What to work on: Leaving out the pictures, please retype each record exactly.

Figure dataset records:

»»

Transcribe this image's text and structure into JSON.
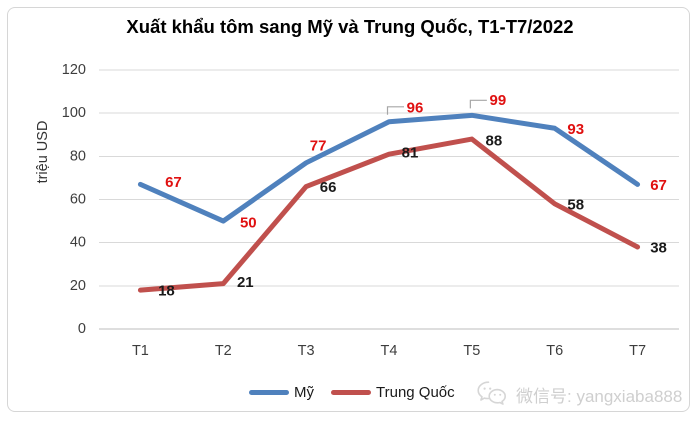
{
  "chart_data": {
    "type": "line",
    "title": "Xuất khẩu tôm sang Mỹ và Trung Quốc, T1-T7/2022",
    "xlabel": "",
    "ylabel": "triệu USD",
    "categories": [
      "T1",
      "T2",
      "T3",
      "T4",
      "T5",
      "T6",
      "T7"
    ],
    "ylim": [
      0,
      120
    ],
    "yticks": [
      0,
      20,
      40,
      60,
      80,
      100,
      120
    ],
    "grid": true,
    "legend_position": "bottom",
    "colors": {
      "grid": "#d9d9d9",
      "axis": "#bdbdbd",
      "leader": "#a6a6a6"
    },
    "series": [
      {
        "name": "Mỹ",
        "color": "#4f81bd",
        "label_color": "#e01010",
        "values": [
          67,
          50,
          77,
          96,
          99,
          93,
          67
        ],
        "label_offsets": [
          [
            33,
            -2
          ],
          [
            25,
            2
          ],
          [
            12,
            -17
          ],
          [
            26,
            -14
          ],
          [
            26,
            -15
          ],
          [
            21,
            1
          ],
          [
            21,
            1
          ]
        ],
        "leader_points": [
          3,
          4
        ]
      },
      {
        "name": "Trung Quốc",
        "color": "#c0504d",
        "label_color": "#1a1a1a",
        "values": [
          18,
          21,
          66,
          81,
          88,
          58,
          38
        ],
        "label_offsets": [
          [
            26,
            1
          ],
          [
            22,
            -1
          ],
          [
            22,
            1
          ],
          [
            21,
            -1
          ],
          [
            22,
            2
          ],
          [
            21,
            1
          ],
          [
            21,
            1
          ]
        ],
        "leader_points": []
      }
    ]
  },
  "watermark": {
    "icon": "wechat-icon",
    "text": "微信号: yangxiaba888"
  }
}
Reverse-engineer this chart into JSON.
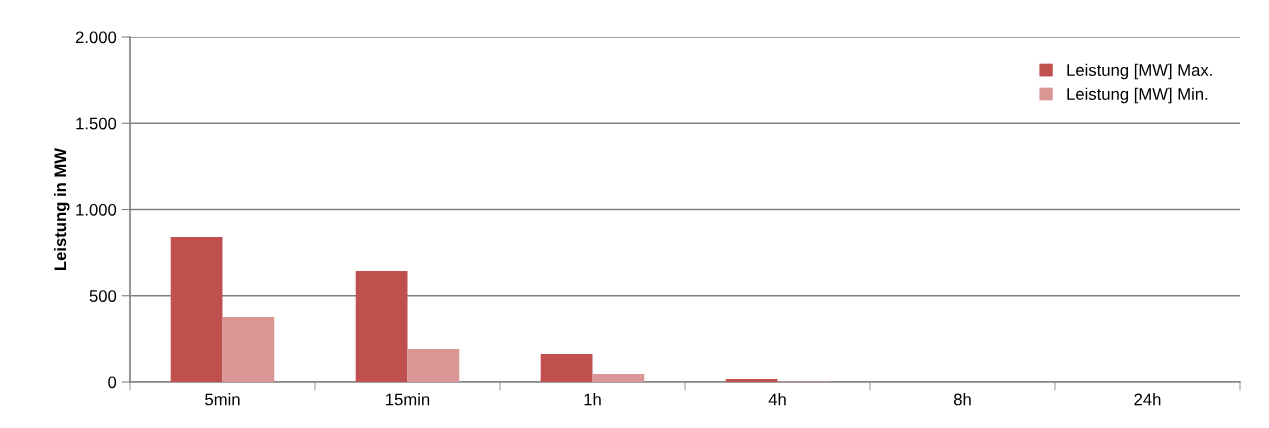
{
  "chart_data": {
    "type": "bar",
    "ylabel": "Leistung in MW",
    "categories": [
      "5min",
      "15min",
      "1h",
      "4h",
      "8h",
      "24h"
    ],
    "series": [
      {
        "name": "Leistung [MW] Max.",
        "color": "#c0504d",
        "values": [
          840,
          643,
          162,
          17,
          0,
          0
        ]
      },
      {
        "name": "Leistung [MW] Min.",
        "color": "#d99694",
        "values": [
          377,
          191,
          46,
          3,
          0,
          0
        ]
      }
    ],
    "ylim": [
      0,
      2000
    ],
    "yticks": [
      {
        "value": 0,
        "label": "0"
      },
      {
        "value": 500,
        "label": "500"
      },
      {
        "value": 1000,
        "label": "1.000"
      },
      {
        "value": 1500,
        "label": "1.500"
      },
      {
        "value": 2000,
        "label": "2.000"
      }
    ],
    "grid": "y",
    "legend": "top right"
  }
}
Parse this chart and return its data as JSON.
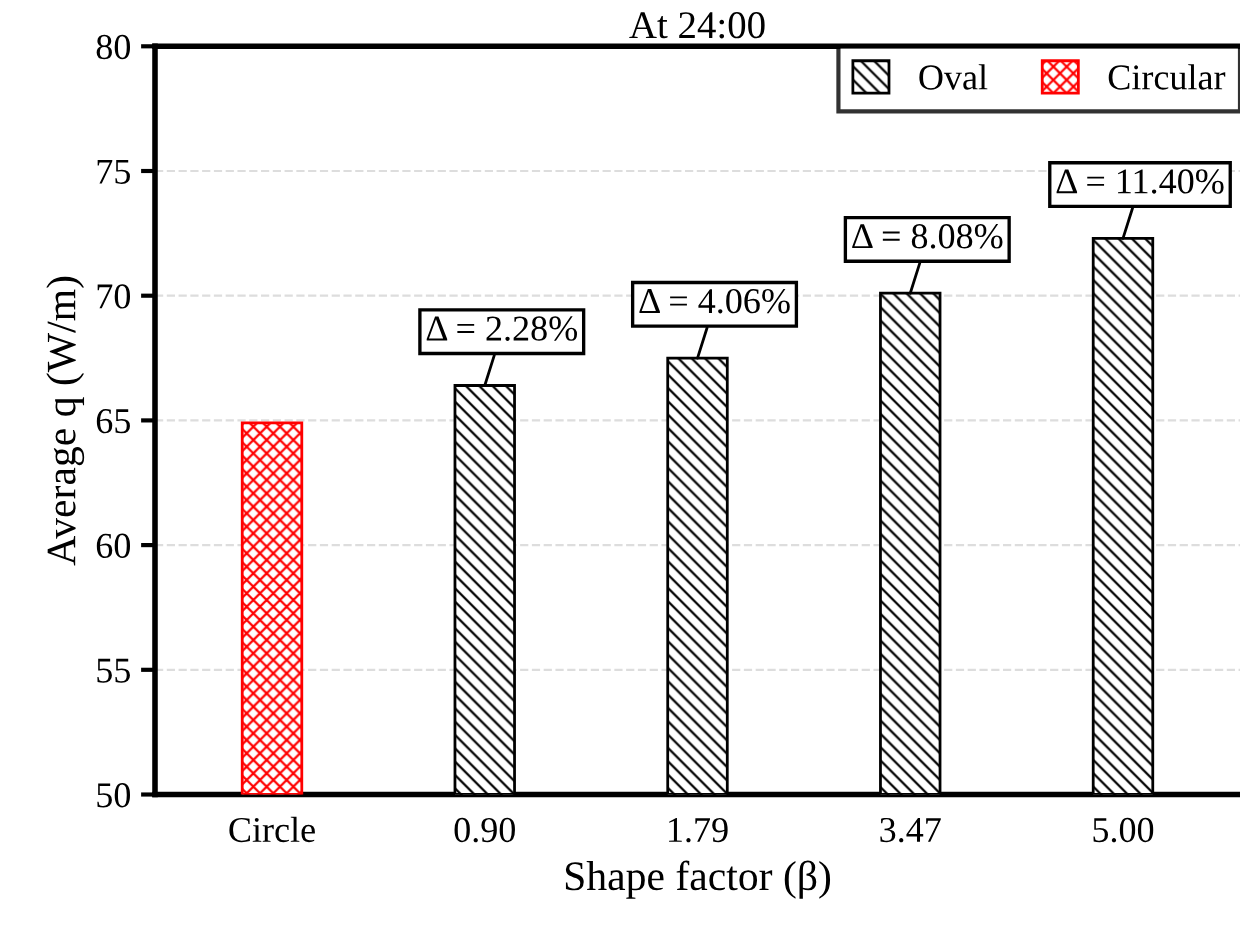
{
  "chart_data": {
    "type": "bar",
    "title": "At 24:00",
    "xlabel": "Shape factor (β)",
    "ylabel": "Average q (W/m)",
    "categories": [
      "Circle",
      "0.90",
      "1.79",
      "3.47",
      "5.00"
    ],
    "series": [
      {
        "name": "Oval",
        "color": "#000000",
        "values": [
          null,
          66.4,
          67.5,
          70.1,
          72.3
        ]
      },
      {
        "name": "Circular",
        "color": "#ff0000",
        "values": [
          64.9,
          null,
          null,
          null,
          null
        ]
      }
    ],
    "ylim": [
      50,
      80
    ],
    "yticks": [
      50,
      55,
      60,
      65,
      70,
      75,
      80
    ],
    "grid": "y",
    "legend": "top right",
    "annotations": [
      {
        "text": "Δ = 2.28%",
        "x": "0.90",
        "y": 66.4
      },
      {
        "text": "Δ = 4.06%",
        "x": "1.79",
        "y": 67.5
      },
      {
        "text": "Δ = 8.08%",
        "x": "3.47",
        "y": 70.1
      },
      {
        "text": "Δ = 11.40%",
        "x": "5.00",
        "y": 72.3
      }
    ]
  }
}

««

The output:
Transcribe this image's text and structure into JSON.
{
  "chart_data": {
    "type": "line",
    "title": "Xuất khẩu tôm sang Mỹ và Trung Quốc, T1-T7/2022",
    "xlabel": "",
    "ylabel": "triệu USD",
    "categories": [
      "T1",
      "T2",
      "T3",
      "T4",
      "T5",
      "T6",
      "T7"
    ],
    "ylim": [
      0,
      120
    ],
    "yticks": [
      0,
      20,
      40,
      60,
      80,
      100,
      120
    ],
    "grid": true,
    "legend_position": "bottom",
    "colors": {
      "grid": "#d9d9d9",
      "axis": "#bdbdbd",
      "leader": "#a6a6a6"
    },
    "series": [
      {
        "name": "Mỹ",
        "color": "#4f81bd",
        "label_color": "#e01010",
        "values": [
          67,
          50,
          77,
          96,
          99,
          93,
          67
        ],
        "label_offsets": [
          [
            33,
            -2
          ],
          [
            25,
            2
          ],
          [
            12,
            -17
          ],
          [
            26,
            -14
          ],
          [
            26,
            -15
          ],
          [
            21,
            1
          ],
          [
            21,
            1
          ]
        ],
        "leader_points": [
          3,
          4
        ]
      },
      {
        "name": "Trung Quốc",
        "color": "#c0504d",
        "label_color": "#1a1a1a",
        "values": [
          18,
          21,
          66,
          81,
          88,
          58,
          38
        ],
        "label_offsets": [
          [
            26,
            1
          ],
          [
            22,
            -1
          ],
          [
            22,
            1
          ],
          [
            21,
            -1
          ],
          [
            22,
            2
          ],
          [
            21,
            1
          ],
          [
            21,
            1
          ]
        ],
        "leader_points": []
      }
    ]
  },
  "watermark": {
    "icon": "wechat-icon",
    "text": "微信号: yangxiaba888"
  }
}
Reverse-engineer this chart into JSON.
{
  "chart_data": {
    "type": "bar",
    "ylabel": "Leistung in MW",
    "categories": [
      "5min",
      "15min",
      "1h",
      "4h",
      "8h",
      "24h"
    ],
    "series": [
      {
        "name": "Leistung [MW] Max.",
        "color": "#c0504d",
        "values": [
          840,
          643,
          162,
          17,
          0,
          0
        ]
      },
      {
        "name": "Leistung [MW] Min.",
        "color": "#d99694",
        "values": [
          377,
          191,
          46,
          3,
          0,
          0
        ]
      }
    ],
    "ylim": [
      0,
      2000
    ],
    "yticks": [
      {
        "value": 0,
        "label": "0"
      },
      {
        "value": 500,
        "label": "500"
      },
      {
        "value": 1000,
        "label": "1.000"
      },
      {
        "value": 1500,
        "label": "1.500"
      },
      {
        "value": 2000,
        "label": "2.000"
      }
    ],
    "grid": "y",
    "legend": "top right"
  }
}
Parse this chart and return its data as JSON.
{
  "chart_data": {
    "type": "bar",
    "title": "At 24:00",
    "xlabel": "Shape factor (β)",
    "ylabel": "Average q (W/m)",
    "categories": [
      "Circle",
      "0.90",
      "1.79",
      "3.47",
      "5.00"
    ],
    "series": [
      {
        "name": "Oval",
        "color": "#000000",
        "values": [
          null,
          66.4,
          67.5,
          70.1,
          72.3
        ]
      },
      {
        "name": "Circular",
        "color": "#ff0000",
        "values": [
          64.9,
          null,
          null,
          null,
          null
        ]
      }
    ],
    "ylim": [
      50,
      80
    ],
    "yticks": [
      50,
      55,
      60,
      65,
      70,
      75,
      80
    ],
    "grid": "y",
    "legend": "top right",
    "annotations": [
      {
        "text": "Δ = 2.28%",
        "x": "0.90",
        "y": 66.4
      },
      {
        "text": "Δ = 4.06%",
        "x": "1.79",
        "y": 67.5
      },
      {
        "text": "Δ = 8.08%",
        "x": "3.47",
        "y": 70.1
      },
      {
        "text": "Δ = 11.40%",
        "x": "5.00",
        "y": 72.3
      }
    ]
  }
}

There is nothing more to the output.